(Stored data)
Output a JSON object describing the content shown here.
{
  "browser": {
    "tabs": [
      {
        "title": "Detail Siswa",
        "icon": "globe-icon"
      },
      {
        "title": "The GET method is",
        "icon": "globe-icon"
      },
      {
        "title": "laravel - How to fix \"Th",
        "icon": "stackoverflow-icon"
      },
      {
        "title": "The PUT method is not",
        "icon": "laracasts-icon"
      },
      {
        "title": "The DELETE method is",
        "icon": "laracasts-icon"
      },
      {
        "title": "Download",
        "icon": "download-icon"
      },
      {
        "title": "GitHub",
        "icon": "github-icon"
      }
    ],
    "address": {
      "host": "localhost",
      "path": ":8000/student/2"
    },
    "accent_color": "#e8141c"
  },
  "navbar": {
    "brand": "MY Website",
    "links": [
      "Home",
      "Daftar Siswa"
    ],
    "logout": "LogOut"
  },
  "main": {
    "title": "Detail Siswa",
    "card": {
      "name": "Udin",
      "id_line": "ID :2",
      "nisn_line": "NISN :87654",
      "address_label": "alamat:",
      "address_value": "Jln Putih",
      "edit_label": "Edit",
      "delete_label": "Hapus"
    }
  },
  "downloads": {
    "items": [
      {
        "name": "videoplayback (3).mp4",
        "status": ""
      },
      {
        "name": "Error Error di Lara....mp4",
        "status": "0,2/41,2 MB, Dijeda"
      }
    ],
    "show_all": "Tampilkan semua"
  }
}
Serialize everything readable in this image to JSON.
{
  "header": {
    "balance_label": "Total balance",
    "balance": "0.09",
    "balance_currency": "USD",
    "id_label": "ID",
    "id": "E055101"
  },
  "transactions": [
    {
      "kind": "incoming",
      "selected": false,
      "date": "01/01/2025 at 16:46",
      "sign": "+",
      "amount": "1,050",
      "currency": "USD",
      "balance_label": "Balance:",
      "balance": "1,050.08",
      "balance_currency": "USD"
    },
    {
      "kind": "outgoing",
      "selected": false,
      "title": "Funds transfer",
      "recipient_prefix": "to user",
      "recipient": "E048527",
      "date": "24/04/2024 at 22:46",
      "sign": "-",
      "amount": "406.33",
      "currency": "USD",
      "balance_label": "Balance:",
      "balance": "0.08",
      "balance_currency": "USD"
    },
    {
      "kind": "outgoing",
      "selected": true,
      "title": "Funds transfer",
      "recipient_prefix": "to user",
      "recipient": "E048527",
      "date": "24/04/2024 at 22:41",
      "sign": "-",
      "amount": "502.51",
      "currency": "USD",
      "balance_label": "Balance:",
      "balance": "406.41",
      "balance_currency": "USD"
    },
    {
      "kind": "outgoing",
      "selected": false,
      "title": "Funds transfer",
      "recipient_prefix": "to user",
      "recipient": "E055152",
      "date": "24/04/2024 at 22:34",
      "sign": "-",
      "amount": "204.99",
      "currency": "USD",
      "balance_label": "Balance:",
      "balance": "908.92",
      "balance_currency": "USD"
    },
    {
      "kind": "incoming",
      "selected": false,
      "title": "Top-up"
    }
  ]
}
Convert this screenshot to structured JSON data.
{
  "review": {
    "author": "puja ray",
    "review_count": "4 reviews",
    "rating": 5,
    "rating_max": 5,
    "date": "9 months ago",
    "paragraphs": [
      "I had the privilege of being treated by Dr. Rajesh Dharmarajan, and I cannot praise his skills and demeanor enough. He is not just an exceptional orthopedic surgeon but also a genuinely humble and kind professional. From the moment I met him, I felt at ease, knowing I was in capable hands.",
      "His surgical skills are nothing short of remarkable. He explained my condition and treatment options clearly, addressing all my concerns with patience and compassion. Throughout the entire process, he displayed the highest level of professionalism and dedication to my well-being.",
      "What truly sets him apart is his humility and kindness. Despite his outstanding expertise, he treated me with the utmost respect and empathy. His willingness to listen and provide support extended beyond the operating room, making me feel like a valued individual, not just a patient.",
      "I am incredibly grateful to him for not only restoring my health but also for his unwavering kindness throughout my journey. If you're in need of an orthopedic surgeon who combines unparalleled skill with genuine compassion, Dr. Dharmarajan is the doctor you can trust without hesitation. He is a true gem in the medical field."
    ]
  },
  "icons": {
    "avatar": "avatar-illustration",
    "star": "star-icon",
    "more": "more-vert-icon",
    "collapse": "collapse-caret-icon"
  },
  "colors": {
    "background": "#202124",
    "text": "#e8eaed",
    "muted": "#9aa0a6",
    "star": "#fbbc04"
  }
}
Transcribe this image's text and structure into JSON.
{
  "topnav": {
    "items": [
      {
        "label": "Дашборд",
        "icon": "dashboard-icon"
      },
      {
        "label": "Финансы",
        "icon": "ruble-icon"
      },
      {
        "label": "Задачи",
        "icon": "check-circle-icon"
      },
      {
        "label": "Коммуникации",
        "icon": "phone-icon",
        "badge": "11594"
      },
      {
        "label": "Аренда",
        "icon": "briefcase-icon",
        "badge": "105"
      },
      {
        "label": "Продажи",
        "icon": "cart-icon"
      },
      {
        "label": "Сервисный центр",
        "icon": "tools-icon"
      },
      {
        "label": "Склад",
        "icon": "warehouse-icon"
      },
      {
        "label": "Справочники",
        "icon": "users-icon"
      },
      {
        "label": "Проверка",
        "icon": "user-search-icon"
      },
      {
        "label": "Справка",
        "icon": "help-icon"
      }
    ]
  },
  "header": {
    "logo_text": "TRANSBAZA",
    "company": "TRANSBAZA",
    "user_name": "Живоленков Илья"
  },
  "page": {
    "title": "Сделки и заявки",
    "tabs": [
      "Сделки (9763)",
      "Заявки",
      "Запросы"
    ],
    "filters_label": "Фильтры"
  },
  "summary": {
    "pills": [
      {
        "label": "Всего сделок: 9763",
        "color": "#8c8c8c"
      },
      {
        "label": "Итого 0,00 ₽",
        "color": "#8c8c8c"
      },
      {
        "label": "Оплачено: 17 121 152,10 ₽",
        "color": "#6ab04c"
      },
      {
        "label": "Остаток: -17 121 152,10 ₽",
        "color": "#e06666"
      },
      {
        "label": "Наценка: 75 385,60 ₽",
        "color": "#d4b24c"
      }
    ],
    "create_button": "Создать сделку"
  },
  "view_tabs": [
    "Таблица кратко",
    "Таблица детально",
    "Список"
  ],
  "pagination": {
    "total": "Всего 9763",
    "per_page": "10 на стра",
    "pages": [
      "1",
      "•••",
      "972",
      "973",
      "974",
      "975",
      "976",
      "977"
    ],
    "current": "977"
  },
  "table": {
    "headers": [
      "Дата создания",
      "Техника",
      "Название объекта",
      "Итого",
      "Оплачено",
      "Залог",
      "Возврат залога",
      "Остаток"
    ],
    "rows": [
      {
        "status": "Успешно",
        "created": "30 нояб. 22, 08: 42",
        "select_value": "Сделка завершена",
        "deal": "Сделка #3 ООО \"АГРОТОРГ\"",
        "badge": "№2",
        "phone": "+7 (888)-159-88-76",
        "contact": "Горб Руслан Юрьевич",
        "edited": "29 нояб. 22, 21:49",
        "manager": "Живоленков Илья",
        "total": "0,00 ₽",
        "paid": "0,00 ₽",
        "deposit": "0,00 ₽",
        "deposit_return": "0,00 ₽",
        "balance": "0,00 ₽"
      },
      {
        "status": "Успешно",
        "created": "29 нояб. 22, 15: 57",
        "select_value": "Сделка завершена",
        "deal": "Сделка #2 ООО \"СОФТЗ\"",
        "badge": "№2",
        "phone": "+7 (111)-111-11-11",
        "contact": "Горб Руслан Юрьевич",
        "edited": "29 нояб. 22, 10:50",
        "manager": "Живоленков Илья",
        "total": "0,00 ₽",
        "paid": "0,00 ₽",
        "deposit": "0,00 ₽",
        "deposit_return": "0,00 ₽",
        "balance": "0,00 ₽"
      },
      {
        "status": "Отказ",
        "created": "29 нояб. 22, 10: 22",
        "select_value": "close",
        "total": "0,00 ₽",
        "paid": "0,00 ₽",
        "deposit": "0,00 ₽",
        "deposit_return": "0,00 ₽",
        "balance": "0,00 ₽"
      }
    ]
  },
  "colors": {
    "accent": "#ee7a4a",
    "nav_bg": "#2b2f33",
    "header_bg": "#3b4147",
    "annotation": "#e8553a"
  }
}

Aim
Of the lines above, how many include the word "Сделка"? Reply with the number only.

Answer to the problem
4